▶ **BRIEF**
Using the listing below, extract each line that has the word "this" in it.

Data records
▬▬▬
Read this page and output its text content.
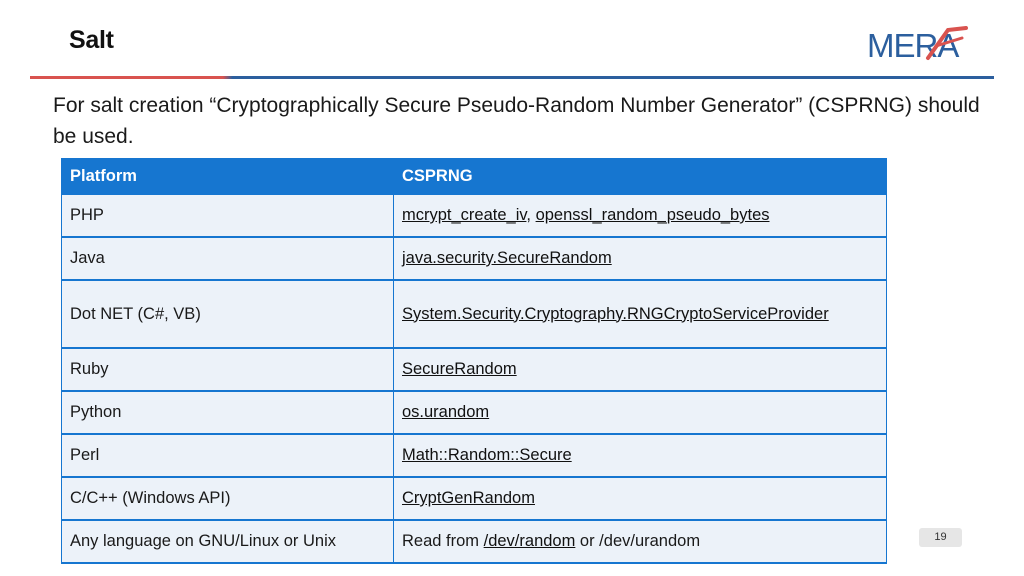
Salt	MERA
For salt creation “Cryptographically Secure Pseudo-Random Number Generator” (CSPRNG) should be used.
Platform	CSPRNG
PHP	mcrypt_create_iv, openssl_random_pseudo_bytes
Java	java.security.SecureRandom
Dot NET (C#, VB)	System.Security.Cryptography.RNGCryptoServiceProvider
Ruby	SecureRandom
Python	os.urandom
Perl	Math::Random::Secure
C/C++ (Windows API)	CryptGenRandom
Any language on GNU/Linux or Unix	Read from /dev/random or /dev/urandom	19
▬▬▬
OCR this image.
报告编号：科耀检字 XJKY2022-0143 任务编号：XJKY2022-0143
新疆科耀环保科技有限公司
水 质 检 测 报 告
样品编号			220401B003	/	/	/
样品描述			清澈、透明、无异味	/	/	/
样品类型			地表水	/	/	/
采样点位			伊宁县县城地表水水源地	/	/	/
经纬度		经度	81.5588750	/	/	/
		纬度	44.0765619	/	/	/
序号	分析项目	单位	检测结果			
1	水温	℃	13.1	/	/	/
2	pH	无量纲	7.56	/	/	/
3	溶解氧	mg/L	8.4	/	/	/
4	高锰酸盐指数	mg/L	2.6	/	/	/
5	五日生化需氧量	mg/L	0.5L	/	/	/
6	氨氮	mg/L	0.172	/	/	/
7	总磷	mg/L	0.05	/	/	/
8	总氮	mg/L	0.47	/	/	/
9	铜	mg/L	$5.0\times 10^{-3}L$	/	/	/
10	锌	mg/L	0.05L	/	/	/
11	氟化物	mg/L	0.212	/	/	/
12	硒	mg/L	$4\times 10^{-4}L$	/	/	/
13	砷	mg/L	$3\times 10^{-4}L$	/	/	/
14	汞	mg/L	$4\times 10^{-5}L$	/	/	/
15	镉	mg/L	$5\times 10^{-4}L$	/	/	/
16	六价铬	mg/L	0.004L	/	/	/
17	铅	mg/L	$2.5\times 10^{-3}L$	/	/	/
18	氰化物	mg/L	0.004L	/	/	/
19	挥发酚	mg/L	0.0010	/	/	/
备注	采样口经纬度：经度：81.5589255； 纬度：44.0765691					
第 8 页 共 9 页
▬▬▬
▶ **SOLUTION TO THE PROBLEM**
Read this page and output its text content.
OCR this image.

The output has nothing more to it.